The problem: Please transcribe the data that follows without the pictures, keeping every word the same.

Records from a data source
——

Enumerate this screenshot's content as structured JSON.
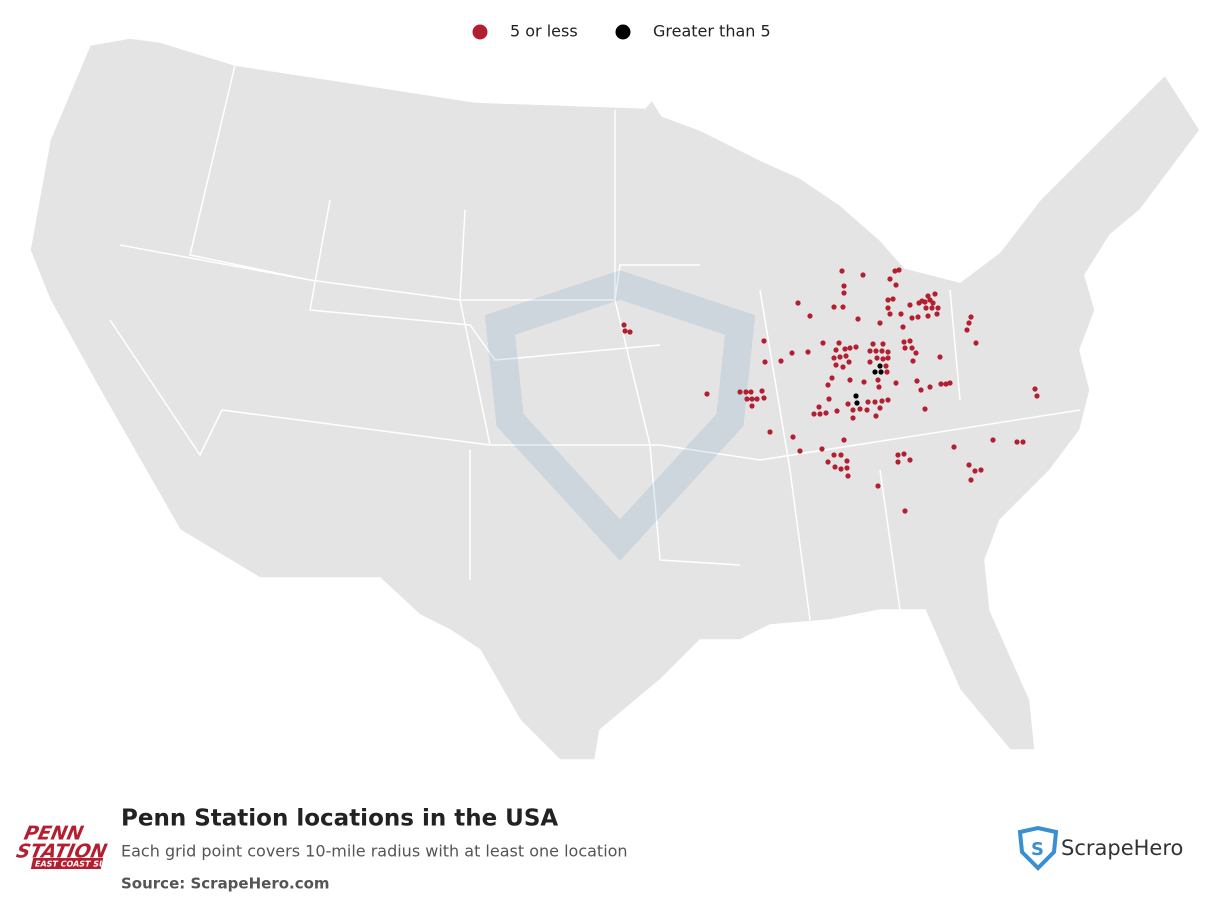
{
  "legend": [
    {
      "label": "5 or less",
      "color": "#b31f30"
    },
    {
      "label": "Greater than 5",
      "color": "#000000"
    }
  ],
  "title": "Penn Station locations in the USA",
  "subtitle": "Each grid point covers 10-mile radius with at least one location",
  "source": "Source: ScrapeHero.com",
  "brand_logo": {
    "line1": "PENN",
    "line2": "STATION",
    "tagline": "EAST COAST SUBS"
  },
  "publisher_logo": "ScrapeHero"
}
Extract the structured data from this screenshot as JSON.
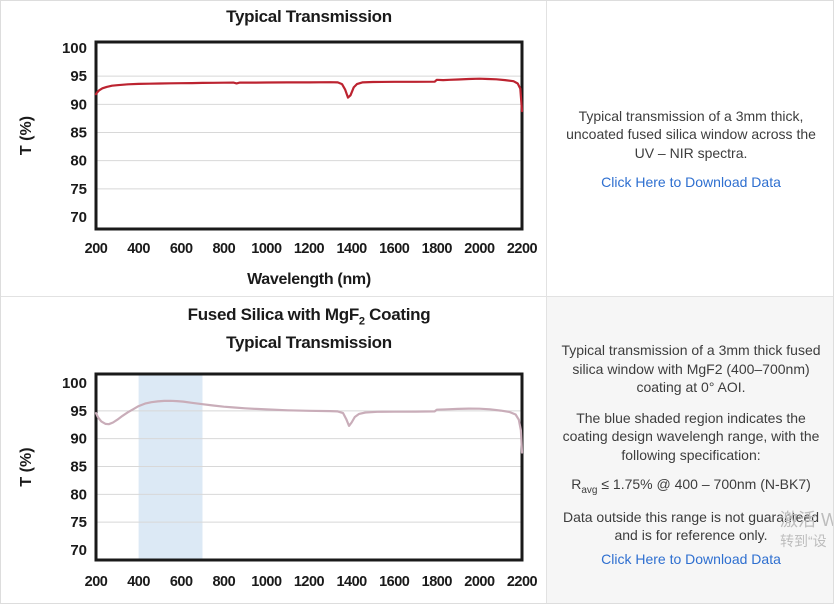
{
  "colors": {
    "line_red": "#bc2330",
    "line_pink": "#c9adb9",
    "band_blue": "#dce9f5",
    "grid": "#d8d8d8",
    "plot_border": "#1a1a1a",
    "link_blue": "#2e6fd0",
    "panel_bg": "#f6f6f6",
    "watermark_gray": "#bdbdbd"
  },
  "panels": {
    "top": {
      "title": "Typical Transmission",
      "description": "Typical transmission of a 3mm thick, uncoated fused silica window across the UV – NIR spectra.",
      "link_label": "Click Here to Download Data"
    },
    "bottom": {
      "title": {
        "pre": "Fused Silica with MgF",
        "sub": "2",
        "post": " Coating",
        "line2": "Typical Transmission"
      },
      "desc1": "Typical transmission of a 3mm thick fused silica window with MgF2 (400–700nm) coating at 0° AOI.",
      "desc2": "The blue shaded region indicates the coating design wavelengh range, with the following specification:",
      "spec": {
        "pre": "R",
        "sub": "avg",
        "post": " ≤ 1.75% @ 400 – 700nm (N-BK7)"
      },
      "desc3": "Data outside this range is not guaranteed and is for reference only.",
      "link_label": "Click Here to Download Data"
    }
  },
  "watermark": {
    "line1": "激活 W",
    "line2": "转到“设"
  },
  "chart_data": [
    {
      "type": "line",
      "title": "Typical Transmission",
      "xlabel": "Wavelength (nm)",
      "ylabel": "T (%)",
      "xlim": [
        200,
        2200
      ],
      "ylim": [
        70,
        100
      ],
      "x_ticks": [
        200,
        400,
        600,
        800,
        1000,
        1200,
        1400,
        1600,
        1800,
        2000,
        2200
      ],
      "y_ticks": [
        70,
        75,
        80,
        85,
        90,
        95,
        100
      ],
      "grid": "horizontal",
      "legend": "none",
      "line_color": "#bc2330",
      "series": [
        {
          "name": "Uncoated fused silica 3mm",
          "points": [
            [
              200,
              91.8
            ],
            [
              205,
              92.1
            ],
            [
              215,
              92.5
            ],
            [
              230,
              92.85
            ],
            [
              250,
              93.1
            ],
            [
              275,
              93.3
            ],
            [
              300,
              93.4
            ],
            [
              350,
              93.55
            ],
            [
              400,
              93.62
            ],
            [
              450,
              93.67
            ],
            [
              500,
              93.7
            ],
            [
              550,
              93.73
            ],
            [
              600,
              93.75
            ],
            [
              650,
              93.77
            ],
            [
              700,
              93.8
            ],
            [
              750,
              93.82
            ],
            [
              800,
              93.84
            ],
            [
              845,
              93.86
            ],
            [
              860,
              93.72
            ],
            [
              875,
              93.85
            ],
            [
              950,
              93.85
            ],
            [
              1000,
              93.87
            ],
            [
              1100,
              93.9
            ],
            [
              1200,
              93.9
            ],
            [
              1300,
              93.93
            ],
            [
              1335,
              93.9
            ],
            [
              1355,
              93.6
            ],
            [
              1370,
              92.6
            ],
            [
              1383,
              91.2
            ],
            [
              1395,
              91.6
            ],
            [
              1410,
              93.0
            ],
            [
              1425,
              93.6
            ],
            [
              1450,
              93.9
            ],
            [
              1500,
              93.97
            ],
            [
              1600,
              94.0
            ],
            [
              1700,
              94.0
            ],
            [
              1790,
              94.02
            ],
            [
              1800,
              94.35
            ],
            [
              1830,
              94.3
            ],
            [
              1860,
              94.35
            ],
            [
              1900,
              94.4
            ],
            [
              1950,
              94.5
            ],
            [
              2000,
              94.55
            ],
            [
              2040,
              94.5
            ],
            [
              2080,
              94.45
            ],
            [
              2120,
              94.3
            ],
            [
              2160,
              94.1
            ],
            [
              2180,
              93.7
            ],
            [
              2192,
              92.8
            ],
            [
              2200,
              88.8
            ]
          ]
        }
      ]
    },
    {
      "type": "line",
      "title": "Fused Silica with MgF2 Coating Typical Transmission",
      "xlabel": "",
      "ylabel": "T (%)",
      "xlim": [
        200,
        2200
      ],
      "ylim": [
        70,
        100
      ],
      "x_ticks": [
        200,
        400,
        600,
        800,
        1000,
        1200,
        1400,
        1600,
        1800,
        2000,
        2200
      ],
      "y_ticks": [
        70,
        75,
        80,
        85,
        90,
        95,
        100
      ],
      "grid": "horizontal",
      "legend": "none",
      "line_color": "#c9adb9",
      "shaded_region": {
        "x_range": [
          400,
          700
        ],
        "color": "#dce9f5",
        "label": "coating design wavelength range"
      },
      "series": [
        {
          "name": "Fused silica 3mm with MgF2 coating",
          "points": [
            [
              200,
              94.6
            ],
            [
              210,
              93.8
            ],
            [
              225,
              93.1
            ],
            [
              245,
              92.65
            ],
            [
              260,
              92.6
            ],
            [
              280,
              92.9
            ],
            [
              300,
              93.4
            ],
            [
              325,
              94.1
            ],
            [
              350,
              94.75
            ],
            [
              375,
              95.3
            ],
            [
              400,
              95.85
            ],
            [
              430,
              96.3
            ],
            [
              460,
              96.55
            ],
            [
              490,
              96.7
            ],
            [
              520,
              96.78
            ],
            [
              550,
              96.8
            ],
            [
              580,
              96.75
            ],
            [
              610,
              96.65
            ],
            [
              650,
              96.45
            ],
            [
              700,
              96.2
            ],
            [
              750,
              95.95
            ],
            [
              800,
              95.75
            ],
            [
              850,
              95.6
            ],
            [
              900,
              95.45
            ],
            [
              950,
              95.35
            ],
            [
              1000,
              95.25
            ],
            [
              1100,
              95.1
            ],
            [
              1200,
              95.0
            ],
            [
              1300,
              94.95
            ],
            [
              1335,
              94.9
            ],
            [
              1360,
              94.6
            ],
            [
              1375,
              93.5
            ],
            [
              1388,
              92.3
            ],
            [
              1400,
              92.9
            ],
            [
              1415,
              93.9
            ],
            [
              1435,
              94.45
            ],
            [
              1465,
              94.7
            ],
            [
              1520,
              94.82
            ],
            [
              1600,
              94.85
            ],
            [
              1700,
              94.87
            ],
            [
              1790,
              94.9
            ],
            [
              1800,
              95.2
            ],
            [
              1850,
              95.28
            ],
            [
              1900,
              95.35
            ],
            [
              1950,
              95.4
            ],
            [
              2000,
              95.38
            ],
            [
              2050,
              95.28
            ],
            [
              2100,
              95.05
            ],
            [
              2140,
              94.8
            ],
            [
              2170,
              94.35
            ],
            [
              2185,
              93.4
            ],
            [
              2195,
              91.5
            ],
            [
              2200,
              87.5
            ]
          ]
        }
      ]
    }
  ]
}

——

Expected answer:
Enumerate this screenshot's content as structured JSON.
{
  "legend": [
    {
      "label": "5 or less",
      "color": "#b31f30"
    },
    {
      "label": "Greater than 5",
      "color": "#000000"
    }
  ],
  "title": "Penn Station locations in the USA",
  "subtitle": "Each grid point covers 10-mile radius with at least one location",
  "source": "Source: ScrapeHero.com",
  "brand_logo": {
    "line1": "PENN",
    "line2": "STATION",
    "tagline": "EAST COAST SUBS"
  },
  "publisher_logo": "ScrapeHero"
}
Extract the structured data from this screenshot as JSON.
{
  "colors": {
    "line_red": "#bc2330",
    "line_pink": "#c9adb9",
    "band_blue": "#dce9f5",
    "grid": "#d8d8d8",
    "plot_border": "#1a1a1a",
    "link_blue": "#2e6fd0",
    "panel_bg": "#f6f6f6",
    "watermark_gray": "#bdbdbd"
  },
  "panels": {
    "top": {
      "title": "Typical Transmission",
      "description": "Typical transmission of a 3mm thick, uncoated fused silica window across the UV – NIR spectra.",
      "link_label": "Click Here to Download Data"
    },
    "bottom": {
      "title": {
        "pre": "Fused Silica with MgF",
        "sub": "2",
        "post": " Coating",
        "line2": "Typical Transmission"
      },
      "desc1": "Typical transmission of a 3mm thick fused silica window with MgF2 (400–700nm) coating at 0° AOI.",
      "desc2": "The blue shaded region indicates the coating design wavelengh range, with the following specification:",
      "spec": {
        "pre": "R",
        "sub": "avg",
        "post": " ≤ 1.75% @ 400 – 700nm (N-BK7)"
      },
      "desc3": "Data outside this range is not guaranteed and is for reference only.",
      "link_label": "Click Here to Download Data"
    }
  },
  "watermark": {
    "line1": "激活 W",
    "line2": "转到“设"
  },
  "chart_data": [
    {
      "type": "line",
      "title": "Typical Transmission",
      "xlabel": "Wavelength (nm)",
      "ylabel": "T (%)",
      "xlim": [
        200,
        2200
      ],
      "ylim": [
        70,
        100
      ],
      "x_ticks": [
        200,
        400,
        600,
        800,
        1000,
        1200,
        1400,
        1600,
        1800,
        2000,
        2200
      ],
      "y_ticks": [
        70,
        75,
        80,
        85,
        90,
        95,
        100
      ],
      "grid": "horizontal",
      "legend": "none",
      "line_color": "#bc2330",
      "series": [
        {
          "name": "Uncoated fused silica 3mm",
          "points": [
            [
              200,
              91.8
            ],
            [
              205,
              92.1
            ],
            [
              215,
              92.5
            ],
            [
              230,
              92.85
            ],
            [
              250,
              93.1
            ],
            [
              275,
              93.3
            ],
            [
              300,
              93.4
            ],
            [
              350,
              93.55
            ],
            [
              400,
              93.62
            ],
            [
              450,
              93.67
            ],
            [
              500,
              93.7
            ],
            [
              550,
              93.73
            ],
            [
              600,
              93.75
            ],
            [
              650,
              93.77
            ],
            [
              700,
              93.8
            ],
            [
              750,
              93.82
            ],
            [
              800,
              93.84
            ],
            [
              845,
              93.86
            ],
            [
              860,
              93.72
            ],
            [
              875,
              93.85
            ],
            [
              950,
              93.85
            ],
            [
              1000,
              93.87
            ],
            [
              1100,
              93.9
            ],
            [
              1200,
              93.9
            ],
            [
              1300,
              93.93
            ],
            [
              1335,
              93.9
            ],
            [
              1355,
              93.6
            ],
            [
              1370,
              92.6
            ],
            [
              1383,
              91.2
            ],
            [
              1395,
              91.6
            ],
            [
              1410,
              93.0
            ],
            [
              1425,
              93.6
            ],
            [
              1450,
              93.9
            ],
            [
              1500,
              93.97
            ],
            [
              1600,
              94.0
            ],
            [
              1700,
              94.0
            ],
            [
              1790,
              94.02
            ],
            [
              1800,
              94.35
            ],
            [
              1830,
              94.3
            ],
            [
              1860,
              94.35
            ],
            [
              1900,
              94.4
            ],
            [
              1950,
              94.5
            ],
            [
              2000,
              94.55
            ],
            [
              2040,
              94.5
            ],
            [
              2080,
              94.45
            ],
            [
              2120,
              94.3
            ],
            [
              2160,
              94.1
            ],
            [
              2180,
              93.7
            ],
            [
              2192,
              92.8
            ],
            [
              2200,
              88.8
            ]
          ]
        }
      ]
    },
    {
      "type": "line",
      "title": "Fused Silica with MgF2 Coating Typical Transmission",
      "xlabel": "",
      "ylabel": "T (%)",
      "xlim": [
        200,
        2200
      ],
      "ylim": [
        70,
        100
      ],
      "x_ticks": [
        200,
        400,
        600,
        800,
        1000,
        1200,
        1400,
        1600,
        1800,
        2000,
        2200
      ],
      "y_ticks": [
        70,
        75,
        80,
        85,
        90,
        95,
        100
      ],
      "grid": "horizontal",
      "legend": "none",
      "line_color": "#c9adb9",
      "shaded_region": {
        "x_range": [
          400,
          700
        ],
        "color": "#dce9f5",
        "label": "coating design wavelength range"
      },
      "series": [
        {
          "name": "Fused silica 3mm with MgF2 coating",
          "points": [
            [
              200,
              94.6
            ],
            [
              210,
              93.8
            ],
            [
              225,
              93.1
            ],
            [
              245,
              92.65
            ],
            [
              260,
              92.6
            ],
            [
              280,
              92.9
            ],
            [
              300,
              93.4
            ],
            [
              325,
              94.1
            ],
            [
              350,
              94.75
            ],
            [
              375,
              95.3
            ],
            [
              400,
              95.85
            ],
            [
              430,
              96.3
            ],
            [
              460,
              96.55
            ],
            [
              490,
              96.7
            ],
            [
              520,
              96.78
            ],
            [
              550,
              96.8
            ],
            [
              580,
              96.75
            ],
            [
              610,
              96.65
            ],
            [
              650,
              96.45
            ],
            [
              700,
              96.2
            ],
            [
              750,
              95.95
            ],
            [
              800,
              95.75
            ],
            [
              850,
              95.6
            ],
            [
              900,
              95.45
            ],
            [
              950,
              95.35
            ],
            [
              1000,
              95.25
            ],
            [
              1100,
              95.1
            ],
            [
              1200,
              95.0
            ],
            [
              1300,
              94.95
            ],
            [
              1335,
              94.9
            ],
            [
              1360,
              94.6
            ],
            [
              1375,
              93.5
            ],
            [
              1388,
              92.3
            ],
            [
              1400,
              92.9
            ],
            [
              1415,
              93.9
            ],
            [
              1435,
              94.45
            ],
            [
              1465,
              94.7
            ],
            [
              1520,
              94.82
            ],
            [
              1600,
              94.85
            ],
            [
              1700,
              94.87
            ],
            [
              1790,
              94.9
            ],
            [
              1800,
              95.2
            ],
            [
              1850,
              95.28
            ],
            [
              1900,
              95.35
            ],
            [
              1950,
              95.4
            ],
            [
              2000,
              95.38
            ],
            [
              2050,
              95.28
            ],
            [
              2100,
              95.05
            ],
            [
              2140,
              94.8
            ],
            [
              2170,
              94.35
            ],
            [
              2185,
              93.4
            ],
            [
              2195,
              91.5
            ],
            [
              2200,
              87.5
            ]
          ]
        }
      ]
    }
  ]
}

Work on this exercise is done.